→ **Element box annotations**:

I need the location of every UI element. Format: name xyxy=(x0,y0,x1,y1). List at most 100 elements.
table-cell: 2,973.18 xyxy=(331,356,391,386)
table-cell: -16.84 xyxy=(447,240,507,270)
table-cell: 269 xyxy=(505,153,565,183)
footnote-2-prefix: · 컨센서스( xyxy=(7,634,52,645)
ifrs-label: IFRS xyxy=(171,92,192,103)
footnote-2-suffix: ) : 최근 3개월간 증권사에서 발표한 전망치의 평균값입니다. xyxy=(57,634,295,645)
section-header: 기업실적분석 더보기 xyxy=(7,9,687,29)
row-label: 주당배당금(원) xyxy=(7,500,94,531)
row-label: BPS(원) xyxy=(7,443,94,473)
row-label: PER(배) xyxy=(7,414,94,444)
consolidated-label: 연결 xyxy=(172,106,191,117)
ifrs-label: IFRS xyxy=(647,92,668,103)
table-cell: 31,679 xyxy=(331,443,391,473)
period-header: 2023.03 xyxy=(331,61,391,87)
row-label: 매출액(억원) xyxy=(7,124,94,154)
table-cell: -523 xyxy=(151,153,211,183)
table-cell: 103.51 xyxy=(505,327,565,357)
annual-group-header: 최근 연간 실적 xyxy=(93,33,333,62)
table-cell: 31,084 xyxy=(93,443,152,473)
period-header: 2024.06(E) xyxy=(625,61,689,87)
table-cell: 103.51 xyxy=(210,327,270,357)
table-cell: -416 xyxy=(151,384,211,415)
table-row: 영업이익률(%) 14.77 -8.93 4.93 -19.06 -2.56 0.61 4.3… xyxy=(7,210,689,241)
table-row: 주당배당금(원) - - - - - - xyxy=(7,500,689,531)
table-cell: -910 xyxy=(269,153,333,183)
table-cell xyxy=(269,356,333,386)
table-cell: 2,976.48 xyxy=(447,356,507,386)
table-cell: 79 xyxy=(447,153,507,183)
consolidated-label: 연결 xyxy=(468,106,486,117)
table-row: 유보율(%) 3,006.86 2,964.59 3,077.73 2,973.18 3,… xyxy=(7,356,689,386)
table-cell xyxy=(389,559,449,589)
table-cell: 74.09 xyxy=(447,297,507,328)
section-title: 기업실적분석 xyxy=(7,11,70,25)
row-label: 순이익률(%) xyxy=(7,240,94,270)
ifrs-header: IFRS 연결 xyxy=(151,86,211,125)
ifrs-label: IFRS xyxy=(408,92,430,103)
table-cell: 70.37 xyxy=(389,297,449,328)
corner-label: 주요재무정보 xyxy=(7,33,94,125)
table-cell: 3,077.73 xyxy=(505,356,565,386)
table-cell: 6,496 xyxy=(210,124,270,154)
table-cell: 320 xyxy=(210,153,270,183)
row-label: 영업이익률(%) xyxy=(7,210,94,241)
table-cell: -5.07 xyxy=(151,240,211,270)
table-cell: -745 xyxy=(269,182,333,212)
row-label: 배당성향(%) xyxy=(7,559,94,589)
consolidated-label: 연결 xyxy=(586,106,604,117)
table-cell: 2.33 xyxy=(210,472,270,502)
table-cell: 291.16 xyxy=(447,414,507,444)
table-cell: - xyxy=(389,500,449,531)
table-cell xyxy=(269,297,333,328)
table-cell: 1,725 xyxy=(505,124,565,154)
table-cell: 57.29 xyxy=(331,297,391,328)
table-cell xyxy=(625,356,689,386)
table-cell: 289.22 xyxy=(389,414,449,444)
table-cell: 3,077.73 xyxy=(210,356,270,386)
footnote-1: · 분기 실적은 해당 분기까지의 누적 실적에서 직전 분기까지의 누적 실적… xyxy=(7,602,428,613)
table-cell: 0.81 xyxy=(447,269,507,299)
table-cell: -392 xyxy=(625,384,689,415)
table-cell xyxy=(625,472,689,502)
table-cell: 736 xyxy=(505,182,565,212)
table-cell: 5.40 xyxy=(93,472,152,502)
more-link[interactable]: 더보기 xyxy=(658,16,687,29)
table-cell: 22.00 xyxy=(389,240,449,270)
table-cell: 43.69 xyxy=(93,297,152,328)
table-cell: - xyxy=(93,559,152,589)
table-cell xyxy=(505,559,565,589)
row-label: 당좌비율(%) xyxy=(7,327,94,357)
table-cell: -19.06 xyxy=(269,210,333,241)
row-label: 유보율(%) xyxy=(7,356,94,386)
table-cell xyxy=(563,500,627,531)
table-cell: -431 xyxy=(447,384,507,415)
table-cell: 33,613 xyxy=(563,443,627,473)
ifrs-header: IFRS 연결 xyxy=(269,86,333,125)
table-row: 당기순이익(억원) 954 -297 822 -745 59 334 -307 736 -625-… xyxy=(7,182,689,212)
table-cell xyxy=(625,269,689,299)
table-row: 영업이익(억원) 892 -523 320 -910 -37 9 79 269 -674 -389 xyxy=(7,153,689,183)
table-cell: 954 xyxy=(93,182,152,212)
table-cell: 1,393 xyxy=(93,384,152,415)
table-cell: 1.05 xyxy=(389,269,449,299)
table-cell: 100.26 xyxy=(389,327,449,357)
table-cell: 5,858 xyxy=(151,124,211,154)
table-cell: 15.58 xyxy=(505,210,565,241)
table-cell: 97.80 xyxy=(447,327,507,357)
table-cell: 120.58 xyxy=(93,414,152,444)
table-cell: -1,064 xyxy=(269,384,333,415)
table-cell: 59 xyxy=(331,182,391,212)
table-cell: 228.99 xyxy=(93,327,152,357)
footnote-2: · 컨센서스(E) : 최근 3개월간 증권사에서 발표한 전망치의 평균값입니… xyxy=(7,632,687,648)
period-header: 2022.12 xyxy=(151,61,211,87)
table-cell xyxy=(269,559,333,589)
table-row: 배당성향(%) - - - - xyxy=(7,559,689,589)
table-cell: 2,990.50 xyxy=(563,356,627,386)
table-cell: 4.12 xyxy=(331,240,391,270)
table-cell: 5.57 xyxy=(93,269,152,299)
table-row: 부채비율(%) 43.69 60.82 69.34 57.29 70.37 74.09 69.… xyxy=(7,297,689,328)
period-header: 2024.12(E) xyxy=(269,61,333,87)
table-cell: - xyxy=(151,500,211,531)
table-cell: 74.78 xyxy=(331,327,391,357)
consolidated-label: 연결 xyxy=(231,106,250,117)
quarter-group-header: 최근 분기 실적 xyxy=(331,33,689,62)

→ **GIVEN PROBLEM**:
Copy the records word for word, from the first line through the line containing "consolidated-label: 연결 xyxy=(586,106,604,117)", with that line included.

→ **SOLUTION**:
I need the location of every UI element. Format: name xyxy=(x0,y0,x1,y1). List at most 100 elements.
table-cell: 2,973.18 xyxy=(331,356,391,386)
table-cell: -16.84 xyxy=(447,240,507,270)
table-cell: 269 xyxy=(505,153,565,183)
footnote-2-prefix: · 컨센서스( xyxy=(7,634,52,645)
ifrs-label: IFRS xyxy=(171,92,192,103)
footnote-2-suffix: ) : 최근 3개월간 증권사에서 발표한 전망치의 평균값입니다. xyxy=(57,634,295,645)
section-header: 기업실적분석 더보기 xyxy=(7,9,687,29)
row-label: 주당배당금(원) xyxy=(7,500,94,531)
row-label: BPS(원) xyxy=(7,443,94,473)
row-label: PER(배) xyxy=(7,414,94,444)
consolidated-label: 연결 xyxy=(172,106,191,117)
ifrs-label: IFRS xyxy=(647,92,668,103)
table-cell: 31,679 xyxy=(331,443,391,473)
period-header: 2023.03 xyxy=(331,61,391,87)
row-label: 매출액(억원) xyxy=(7,124,94,154)
table-cell: -523 xyxy=(151,153,211,183)
table-cell: 103.51 xyxy=(505,327,565,357)
annual-group-header: 최근 연간 실적 xyxy=(93,33,333,62)
table-cell: 31,084 xyxy=(93,443,152,473)
period-header: 2024.06(E) xyxy=(625,61,689,87)
table-cell: 103.51 xyxy=(210,327,270,357)
table-cell: -416 xyxy=(151,384,211,415)
table-row: 영업이익률(%) 14.77 -8.93 4.93 -19.06 -2.56 0.61 4.3… xyxy=(7,210,689,241)
table-row: 주당배당금(원) - - - - - - xyxy=(7,500,689,531)
table-cell: -910 xyxy=(269,153,333,183)
table-cell xyxy=(269,356,333,386)
table-cell: 2,976.48 xyxy=(447,356,507,386)
table-cell: 79 xyxy=(447,153,507,183)
consolidated-label: 연결 xyxy=(468,106,486,117)
table-row: 유보율(%) 3,006.86 2,964.59 3,077.73 2,973.18 3,… xyxy=(7,356,689,386)
table-cell xyxy=(389,559,449,589)
table-cell: 74.09 xyxy=(447,297,507,328)
section-title: 기업실적분석 xyxy=(7,11,70,25)
row-label: 순이익률(%) xyxy=(7,240,94,270)
ifrs-header: IFRS 연결 xyxy=(151,86,211,125)
ifrs-label: IFRS xyxy=(408,92,430,103)
table-cell: 70.37 xyxy=(389,297,449,328)
corner-label: 주요재무정보 xyxy=(7,33,94,125)
table-cell: 3,077.73 xyxy=(505,356,565,386)
table-cell: 6,496 xyxy=(210,124,270,154)
table-cell: 320 xyxy=(210,153,270,183)
row-label: 영업이익률(%) xyxy=(7,210,94,241)
table-cell: -5.07 xyxy=(151,240,211,270)
table-cell: -745 xyxy=(269,182,333,212)
row-label: 배당성향(%) xyxy=(7,559,94,589)
consolidated-label: 연결 xyxy=(586,106,604,117)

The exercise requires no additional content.